> _SET TASK_
Please output, unchanged and in order, the stretch of items from the line containing "svg-text:21 Feb: 21" through the line containing "metric-divider — [476, 130, 477, 264]", with both of those lines included.

> _INPUT_
:::::
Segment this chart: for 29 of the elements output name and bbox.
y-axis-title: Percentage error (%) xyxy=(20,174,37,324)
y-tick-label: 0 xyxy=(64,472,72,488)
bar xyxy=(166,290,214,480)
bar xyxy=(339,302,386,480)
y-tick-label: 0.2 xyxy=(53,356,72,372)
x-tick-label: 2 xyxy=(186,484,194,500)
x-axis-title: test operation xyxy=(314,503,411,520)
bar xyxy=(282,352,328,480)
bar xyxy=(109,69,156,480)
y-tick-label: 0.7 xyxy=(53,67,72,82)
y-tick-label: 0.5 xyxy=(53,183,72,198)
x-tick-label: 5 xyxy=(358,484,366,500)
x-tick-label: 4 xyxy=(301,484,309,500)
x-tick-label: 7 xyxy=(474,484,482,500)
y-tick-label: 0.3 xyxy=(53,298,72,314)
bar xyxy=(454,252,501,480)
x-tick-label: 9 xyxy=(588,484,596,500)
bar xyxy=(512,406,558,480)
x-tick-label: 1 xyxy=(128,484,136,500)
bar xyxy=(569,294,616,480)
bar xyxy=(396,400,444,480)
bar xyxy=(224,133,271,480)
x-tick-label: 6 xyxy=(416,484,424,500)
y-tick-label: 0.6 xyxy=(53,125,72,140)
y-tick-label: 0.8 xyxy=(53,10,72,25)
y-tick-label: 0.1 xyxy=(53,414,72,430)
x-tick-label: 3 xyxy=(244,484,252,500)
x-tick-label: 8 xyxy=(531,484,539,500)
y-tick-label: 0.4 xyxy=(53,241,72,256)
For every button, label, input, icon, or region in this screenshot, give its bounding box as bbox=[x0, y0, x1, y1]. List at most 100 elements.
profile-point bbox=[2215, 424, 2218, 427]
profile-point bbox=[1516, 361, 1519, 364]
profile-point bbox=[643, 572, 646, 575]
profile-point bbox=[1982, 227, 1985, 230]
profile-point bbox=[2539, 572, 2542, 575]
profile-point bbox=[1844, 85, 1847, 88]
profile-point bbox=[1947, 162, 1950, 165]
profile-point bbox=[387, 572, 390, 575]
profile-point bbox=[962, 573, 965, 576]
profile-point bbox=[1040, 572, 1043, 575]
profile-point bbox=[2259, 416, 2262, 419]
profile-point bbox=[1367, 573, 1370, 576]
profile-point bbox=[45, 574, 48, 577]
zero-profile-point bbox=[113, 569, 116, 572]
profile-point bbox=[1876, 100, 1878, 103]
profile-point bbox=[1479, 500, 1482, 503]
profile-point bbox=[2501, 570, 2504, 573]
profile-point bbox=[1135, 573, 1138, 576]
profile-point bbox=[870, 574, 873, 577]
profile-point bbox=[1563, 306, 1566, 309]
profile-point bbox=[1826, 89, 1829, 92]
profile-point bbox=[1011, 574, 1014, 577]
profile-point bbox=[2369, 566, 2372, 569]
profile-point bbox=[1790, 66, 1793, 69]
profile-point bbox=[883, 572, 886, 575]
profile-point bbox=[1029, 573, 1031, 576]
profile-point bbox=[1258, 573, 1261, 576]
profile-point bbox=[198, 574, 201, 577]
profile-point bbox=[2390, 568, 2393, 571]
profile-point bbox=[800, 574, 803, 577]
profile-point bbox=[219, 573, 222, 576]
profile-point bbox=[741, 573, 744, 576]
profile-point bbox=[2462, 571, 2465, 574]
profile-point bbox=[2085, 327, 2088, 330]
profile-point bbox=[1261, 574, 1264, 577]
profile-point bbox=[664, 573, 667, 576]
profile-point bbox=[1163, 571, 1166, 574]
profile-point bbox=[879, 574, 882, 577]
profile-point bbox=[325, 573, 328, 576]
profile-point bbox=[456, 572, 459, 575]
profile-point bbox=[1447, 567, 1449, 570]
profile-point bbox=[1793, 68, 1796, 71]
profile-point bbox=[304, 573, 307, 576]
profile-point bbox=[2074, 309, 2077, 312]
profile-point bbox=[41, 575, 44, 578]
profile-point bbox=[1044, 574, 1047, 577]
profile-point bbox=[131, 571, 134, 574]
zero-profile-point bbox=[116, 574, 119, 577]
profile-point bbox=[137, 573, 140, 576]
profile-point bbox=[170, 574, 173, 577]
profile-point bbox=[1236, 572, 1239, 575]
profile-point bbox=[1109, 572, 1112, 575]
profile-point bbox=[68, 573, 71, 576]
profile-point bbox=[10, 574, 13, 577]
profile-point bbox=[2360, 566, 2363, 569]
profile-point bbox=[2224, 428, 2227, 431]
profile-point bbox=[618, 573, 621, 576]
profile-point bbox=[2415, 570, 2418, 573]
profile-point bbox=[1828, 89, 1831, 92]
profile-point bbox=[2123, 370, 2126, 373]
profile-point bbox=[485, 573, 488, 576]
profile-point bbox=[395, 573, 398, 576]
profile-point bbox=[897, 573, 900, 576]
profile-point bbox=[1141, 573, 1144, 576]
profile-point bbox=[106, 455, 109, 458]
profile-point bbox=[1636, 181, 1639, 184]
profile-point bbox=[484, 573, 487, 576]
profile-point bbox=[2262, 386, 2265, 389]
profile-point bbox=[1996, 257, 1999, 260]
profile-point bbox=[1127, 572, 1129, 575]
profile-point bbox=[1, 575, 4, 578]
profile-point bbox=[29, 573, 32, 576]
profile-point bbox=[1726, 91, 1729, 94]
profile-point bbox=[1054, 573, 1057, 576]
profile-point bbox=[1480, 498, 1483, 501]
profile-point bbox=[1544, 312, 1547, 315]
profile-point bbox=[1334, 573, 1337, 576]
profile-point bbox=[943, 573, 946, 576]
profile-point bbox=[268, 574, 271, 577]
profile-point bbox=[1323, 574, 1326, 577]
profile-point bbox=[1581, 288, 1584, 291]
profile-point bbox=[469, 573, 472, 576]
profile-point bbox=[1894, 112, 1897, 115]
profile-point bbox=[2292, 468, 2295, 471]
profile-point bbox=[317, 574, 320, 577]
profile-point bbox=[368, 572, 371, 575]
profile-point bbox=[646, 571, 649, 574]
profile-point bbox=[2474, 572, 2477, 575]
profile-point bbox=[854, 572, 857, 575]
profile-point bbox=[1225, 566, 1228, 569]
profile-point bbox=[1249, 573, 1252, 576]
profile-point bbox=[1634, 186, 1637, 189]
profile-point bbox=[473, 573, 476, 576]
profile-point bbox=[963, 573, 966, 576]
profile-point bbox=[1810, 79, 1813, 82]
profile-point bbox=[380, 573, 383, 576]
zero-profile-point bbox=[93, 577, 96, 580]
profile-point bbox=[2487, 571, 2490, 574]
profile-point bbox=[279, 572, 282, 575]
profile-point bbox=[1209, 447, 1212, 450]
:::::
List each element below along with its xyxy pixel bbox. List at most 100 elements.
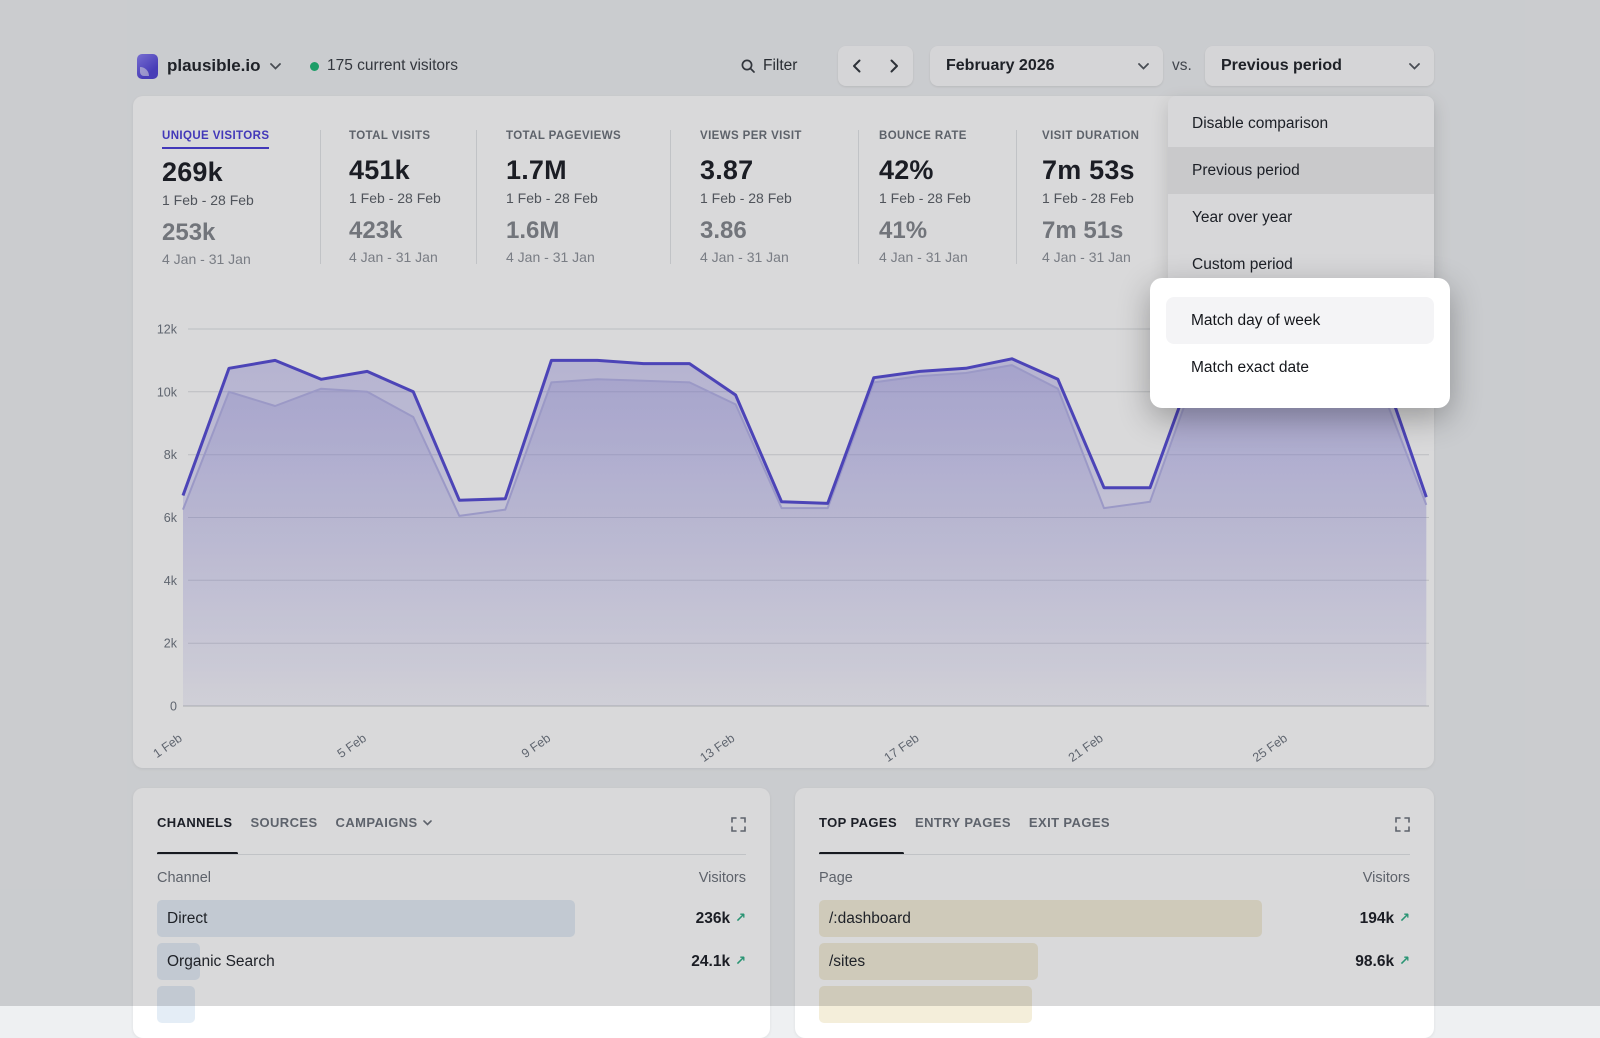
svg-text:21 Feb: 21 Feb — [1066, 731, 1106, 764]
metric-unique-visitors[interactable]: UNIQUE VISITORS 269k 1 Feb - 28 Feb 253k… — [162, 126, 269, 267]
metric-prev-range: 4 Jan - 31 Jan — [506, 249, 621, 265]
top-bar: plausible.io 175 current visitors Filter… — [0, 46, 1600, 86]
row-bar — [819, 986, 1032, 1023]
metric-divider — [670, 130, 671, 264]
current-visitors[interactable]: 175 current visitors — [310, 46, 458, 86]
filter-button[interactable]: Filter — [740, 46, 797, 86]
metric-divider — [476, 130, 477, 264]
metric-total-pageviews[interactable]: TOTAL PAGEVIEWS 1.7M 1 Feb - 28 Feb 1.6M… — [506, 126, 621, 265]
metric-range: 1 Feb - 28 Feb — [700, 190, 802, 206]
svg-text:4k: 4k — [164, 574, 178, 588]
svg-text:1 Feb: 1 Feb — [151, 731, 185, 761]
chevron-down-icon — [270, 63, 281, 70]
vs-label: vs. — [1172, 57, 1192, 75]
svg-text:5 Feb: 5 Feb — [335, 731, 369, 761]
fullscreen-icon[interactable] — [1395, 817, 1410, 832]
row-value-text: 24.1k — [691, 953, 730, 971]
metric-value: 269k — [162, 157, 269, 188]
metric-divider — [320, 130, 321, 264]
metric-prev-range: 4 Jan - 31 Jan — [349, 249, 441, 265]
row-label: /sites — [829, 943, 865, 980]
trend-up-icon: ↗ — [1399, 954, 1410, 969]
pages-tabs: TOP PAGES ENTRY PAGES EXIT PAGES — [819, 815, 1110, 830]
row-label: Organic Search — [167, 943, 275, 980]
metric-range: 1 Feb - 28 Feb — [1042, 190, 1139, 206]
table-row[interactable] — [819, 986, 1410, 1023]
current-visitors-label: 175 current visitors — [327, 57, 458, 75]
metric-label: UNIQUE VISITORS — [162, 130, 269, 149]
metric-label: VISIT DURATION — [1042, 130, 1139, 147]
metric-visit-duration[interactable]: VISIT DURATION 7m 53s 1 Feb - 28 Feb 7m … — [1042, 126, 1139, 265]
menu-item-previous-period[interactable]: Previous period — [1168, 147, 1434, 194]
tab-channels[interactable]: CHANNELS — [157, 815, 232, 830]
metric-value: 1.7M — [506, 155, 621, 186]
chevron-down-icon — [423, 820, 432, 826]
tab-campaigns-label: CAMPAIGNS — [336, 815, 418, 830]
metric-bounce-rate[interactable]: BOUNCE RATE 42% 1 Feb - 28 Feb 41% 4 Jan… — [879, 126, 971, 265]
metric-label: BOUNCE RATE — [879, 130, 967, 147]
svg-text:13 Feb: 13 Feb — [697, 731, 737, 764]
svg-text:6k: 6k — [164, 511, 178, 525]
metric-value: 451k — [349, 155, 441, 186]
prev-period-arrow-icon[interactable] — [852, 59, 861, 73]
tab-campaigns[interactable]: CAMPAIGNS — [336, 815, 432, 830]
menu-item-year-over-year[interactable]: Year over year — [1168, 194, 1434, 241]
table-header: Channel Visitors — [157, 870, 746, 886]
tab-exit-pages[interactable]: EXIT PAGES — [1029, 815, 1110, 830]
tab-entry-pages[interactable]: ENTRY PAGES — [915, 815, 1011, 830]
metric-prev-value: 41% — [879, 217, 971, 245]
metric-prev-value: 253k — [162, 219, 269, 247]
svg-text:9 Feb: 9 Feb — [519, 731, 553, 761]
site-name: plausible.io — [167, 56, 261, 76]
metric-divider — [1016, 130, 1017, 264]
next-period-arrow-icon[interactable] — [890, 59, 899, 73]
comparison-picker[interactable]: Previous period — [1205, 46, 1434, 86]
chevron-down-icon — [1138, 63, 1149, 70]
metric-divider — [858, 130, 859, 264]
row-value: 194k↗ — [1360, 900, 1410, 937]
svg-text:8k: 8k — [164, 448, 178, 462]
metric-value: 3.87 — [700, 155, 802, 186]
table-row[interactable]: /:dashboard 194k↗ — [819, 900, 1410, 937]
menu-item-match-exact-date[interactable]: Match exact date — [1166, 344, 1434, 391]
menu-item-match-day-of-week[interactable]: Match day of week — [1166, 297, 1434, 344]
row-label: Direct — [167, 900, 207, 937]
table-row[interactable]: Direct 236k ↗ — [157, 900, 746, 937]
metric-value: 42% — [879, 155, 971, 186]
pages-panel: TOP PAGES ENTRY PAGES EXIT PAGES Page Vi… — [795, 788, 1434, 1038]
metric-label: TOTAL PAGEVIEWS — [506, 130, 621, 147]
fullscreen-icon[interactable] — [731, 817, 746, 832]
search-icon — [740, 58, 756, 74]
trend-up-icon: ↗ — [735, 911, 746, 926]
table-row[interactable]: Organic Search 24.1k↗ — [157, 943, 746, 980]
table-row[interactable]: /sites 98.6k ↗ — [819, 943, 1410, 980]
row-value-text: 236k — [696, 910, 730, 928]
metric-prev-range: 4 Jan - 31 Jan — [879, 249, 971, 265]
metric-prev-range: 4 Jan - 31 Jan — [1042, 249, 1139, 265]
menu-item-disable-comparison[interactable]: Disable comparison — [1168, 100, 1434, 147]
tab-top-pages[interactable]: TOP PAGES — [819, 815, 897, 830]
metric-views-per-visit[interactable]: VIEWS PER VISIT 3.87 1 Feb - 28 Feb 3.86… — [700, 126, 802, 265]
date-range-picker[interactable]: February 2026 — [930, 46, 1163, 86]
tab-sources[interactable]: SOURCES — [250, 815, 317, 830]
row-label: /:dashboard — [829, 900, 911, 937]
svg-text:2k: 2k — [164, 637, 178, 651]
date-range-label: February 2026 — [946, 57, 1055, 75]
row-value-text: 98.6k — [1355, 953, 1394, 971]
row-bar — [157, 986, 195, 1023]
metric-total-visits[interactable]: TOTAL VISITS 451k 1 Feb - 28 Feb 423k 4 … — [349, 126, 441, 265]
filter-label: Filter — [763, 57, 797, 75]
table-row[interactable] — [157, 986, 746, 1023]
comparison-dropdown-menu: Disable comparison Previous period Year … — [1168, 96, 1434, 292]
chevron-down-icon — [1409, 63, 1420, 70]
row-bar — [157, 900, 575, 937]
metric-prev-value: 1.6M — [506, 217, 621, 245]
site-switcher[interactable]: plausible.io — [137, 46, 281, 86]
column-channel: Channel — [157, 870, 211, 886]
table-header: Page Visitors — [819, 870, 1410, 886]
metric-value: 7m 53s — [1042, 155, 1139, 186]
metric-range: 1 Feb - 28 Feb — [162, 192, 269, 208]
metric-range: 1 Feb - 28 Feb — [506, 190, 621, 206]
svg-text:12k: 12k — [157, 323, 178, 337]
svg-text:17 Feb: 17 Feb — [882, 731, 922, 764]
:::::
> _COMPLETED TASK_
svg-text:21 Feb: 21 Feb — [1066, 731, 1106, 764]
metric-unique-visitors[interactable]: UNIQUE VISITORS 269k 1 Feb - 28 Feb 253k… — [162, 126, 269, 267]
metric-prev-range: 4 Jan - 31 Jan — [506, 249, 621, 265]
top-bar: plausible.io 175 current visitors Filter… — [0, 46, 1600, 86]
row-bar — [819, 986, 1032, 1023]
metric-divider — [670, 130, 671, 264]
current-visitors[interactable]: 175 current visitors — [310, 46, 458, 86]
filter-button[interactable]: Filter — [740, 46, 797, 86]
metric-divider — [476, 130, 477, 264]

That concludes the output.